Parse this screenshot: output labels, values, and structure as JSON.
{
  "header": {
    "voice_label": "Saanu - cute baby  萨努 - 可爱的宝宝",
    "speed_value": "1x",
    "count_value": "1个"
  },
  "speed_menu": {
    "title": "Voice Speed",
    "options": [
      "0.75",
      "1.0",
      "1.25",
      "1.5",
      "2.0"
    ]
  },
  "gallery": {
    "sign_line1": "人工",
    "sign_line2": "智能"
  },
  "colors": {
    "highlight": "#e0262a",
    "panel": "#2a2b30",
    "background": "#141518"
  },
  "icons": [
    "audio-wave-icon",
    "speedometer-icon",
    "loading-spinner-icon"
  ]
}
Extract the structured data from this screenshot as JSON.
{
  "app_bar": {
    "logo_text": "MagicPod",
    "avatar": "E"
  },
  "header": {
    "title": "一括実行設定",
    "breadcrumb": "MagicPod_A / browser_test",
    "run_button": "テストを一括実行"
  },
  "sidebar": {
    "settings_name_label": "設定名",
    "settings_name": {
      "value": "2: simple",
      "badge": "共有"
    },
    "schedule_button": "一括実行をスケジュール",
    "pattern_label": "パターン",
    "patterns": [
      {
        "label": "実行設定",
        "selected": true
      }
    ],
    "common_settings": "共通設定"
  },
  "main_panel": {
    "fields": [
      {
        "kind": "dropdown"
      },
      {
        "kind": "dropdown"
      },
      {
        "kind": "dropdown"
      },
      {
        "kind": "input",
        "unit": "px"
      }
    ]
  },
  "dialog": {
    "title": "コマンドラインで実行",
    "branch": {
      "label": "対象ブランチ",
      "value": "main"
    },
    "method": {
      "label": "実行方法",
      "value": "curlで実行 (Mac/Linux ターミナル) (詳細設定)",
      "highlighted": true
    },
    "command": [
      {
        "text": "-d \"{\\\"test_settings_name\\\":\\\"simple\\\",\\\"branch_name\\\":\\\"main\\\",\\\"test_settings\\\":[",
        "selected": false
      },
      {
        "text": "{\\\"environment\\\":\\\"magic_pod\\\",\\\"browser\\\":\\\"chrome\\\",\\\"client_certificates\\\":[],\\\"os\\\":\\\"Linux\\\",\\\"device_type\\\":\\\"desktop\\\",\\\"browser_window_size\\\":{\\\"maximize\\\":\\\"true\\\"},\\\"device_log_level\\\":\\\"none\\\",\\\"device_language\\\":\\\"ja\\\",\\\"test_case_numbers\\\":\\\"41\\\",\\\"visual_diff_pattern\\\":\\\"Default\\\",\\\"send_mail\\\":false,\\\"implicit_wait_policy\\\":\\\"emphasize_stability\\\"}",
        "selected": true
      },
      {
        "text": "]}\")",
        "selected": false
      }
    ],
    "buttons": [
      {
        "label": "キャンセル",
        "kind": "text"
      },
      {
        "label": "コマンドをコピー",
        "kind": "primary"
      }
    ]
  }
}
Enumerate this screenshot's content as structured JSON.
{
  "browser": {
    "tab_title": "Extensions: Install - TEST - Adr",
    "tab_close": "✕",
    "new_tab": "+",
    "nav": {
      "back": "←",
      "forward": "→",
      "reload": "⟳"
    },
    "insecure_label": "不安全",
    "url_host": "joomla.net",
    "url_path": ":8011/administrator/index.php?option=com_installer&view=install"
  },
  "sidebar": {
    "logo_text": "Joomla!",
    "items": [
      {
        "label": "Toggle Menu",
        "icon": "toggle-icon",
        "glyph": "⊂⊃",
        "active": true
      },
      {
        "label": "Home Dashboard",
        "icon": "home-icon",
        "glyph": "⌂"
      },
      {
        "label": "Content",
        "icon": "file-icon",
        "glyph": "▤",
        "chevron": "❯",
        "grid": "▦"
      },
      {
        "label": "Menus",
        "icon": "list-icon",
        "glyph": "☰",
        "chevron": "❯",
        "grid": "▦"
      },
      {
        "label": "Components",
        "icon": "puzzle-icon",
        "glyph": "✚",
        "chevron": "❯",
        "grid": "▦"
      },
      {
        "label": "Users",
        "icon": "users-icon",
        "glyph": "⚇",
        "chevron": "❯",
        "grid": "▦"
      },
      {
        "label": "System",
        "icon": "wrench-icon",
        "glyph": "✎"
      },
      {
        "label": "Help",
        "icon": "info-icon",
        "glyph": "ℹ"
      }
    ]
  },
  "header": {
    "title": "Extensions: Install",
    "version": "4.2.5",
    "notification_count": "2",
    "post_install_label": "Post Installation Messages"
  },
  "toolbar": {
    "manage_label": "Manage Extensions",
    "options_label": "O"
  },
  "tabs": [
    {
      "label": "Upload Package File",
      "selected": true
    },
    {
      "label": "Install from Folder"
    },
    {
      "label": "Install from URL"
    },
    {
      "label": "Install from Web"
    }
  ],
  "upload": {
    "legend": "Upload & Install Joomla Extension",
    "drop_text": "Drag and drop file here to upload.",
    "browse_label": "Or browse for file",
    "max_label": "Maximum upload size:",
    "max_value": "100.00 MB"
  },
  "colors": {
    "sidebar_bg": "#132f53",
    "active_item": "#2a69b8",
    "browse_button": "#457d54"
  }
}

════

**The task**
Restate the whole of the material exactly.

**Response for this exercise**
Parse this screenshot: output labels, values, and structure as JSON.
{
  "header": {
    "voice_label": "Saanu - cute baby  萨努 - 可爱的宝宝",
    "speed_value": "1x",
    "count_value": "1个"
  },
  "speed_menu": {
    "title": "Voice Speed",
    "options": [
      "0.75",
      "1.0",
      "1.25",
      "1.5",
      "2.0"
    ]
  },
  "gallery": {
    "sign_line1": "人工",
    "sign_line2": "智能"
  },
  "colors": {
    "highlight": "#e0262a",
    "panel": "#2a2b30",
    "background": "#141518"
  },
  "icons": [
    "audio-wave-icon",
    "speedometer-icon",
    "loading-spinner-icon"
  ]
}
Extract the structured data from this screenshot as JSON.
{
  "app_bar": {
    "logo_text": "MagicPod",
    "avatar": "E"
  },
  "header": {
    "title": "一括実行設定",
    "breadcrumb": "MagicPod_A / browser_test",
    "run_button": "テストを一括実行"
  },
  "sidebar": {
    "settings_name_label": "設定名",
    "settings_name": {
      "value": "2: simple",
      "badge": "共有"
    },
    "schedule_button": "一括実行をスケジュール",
    "pattern_label": "パターン",
    "patterns": [
      {
        "label": "実行設定",
        "selected": true
      }
    ],
    "common_settings": "共通設定"
  },
  "main_panel": {
    "fields": [
      {
        "kind": "dropdown"
      },
      {
        "kind": "dropdown"
      },
      {
        "kind": "dropdown"
      },
      {
        "kind": "input",
        "unit": "px"
      }
    ]
  },
  "dialog": {
    "title": "コマンドラインで実行",
    "branch": {
      "label": "対象ブランチ",
      "value": "main"
    },
    "method": {
      "label": "実行方法",
      "value": "curlで実行 (Mac/Linux ターミナル) (詳細設定)",
      "highlighted": true
    },
    "command": [
      {
        "text": "-d \"{\\\"test_settings_name\\\":\\\"simple\\\",\\\"branch_name\\\":\\\"main\\\",\\\"test_settings\\\":[",
        "selected": false
      },
      {
        "text": "{\\\"environment\\\":\\\"magic_pod\\\",\\\"browser\\\":\\\"chrome\\\",\\\"client_certificates\\\":[],\\\"os\\\":\\\"Linux\\\",\\\"device_type\\\":\\\"desktop\\\",\\\"browser_window_size\\\":{\\\"maximize\\\":\\\"true\\\"},\\\"device_log_level\\\":\\\"none\\\",\\\"device_language\\\":\\\"ja\\\",\\\"test_case_numbers\\\":\\\"41\\\",\\\"visual_diff_pattern\\\":\\\"Default\\\",\\\"send_mail\\\":false,\\\"implicit_wait_policy\\\":\\\"emphasize_stability\\\"}",
        "selected": true
      },
      {
        "text": "]}\")",
        "selected": false
      }
    ],
    "buttons": [
      {
        "label": "キャンセル",
        "kind": "text"
      },
      {
        "label": "コマンドをコピー",
        "kind": "primary"
      }
    ]
  }
}
Enumerate this screenshot's content as structured JSON.
{
  "browser": {
    "tab_title": "Extensions: Install - TEST - Adr",
    "tab_close": "✕",
    "new_tab": "+",
    "nav": {
      "back": "←",
      "forward": "→",
      "reload": "⟳"
    },
    "insecure_label": "不安全",
    "url_host": "joomla.net",
    "url_path": ":8011/administrator/index.php?option=com_installer&view=install"
  },
  "sidebar": {
    "logo_text": "Joomla!",
    "items": [
      {
        "label": "Toggle Menu",
        "icon": "toggle-icon",
        "glyph": "⊂⊃",
        "active": true
      },
      {
        "label": "Home Dashboard",
        "icon": "home-icon",
        "glyph": "⌂"
      },
      {
        "label": "Content",
        "icon": "file-icon",
        "glyph": "▤",
        "chevron": "❯",
        "grid": "▦"
      },
      {
        "label": "Menus",
        "icon": "list-icon",
        "glyph": "☰",
        "chevron": "❯",
        "grid": "▦"
      },
      {
        "label": "Components",
        "icon": "puzzle-icon",
        "glyph": "✚",
        "chevron": "❯",
        "grid": "▦"
      },
      {
        "label": "Users",
        "icon": "users-icon",
        "glyph": "⚇",
        "chevron": "❯",
        "grid": "▦"
      },
      {
        "label": "System",
        "icon": "wrench-icon",
        "glyph": "✎"
      },
      {
        "label": "Help",
        "icon": "info-icon",
        "glyph": "ℹ"
      }
    ]
  },
  "header": {
    "title": "Extensions: Install",
    "version": "4.2.5",
    "notification_count": "2",
    "post_install_label": "Post Installation Messages"
  },
  "toolbar": {
    "manage_label": "Manage Extensions",
    "options_label": "O"
  },
  "tabs": [
    {
      "label": "Upload Package File",
      "selected": true
    },
    {
      "label": "Install from Folder"
    },
    {
      "label": "Install from URL"
    },
    {
      "label": "Install from Web"
    }
  ],
  "upload": {
    "legend": "Upload & Install Joomla Extension",
    "drop_text": "Drag and drop file here to upload.",
    "browse_label": "Or browse for file",
    "max_label": "Maximum upload size:",
    "max_value": "100.00 MB"
  },
  "colors": {
    "sidebar_bg": "#132f53",
    "active_item": "#2a69b8",
    "browse_button": "#457d54"
  }
}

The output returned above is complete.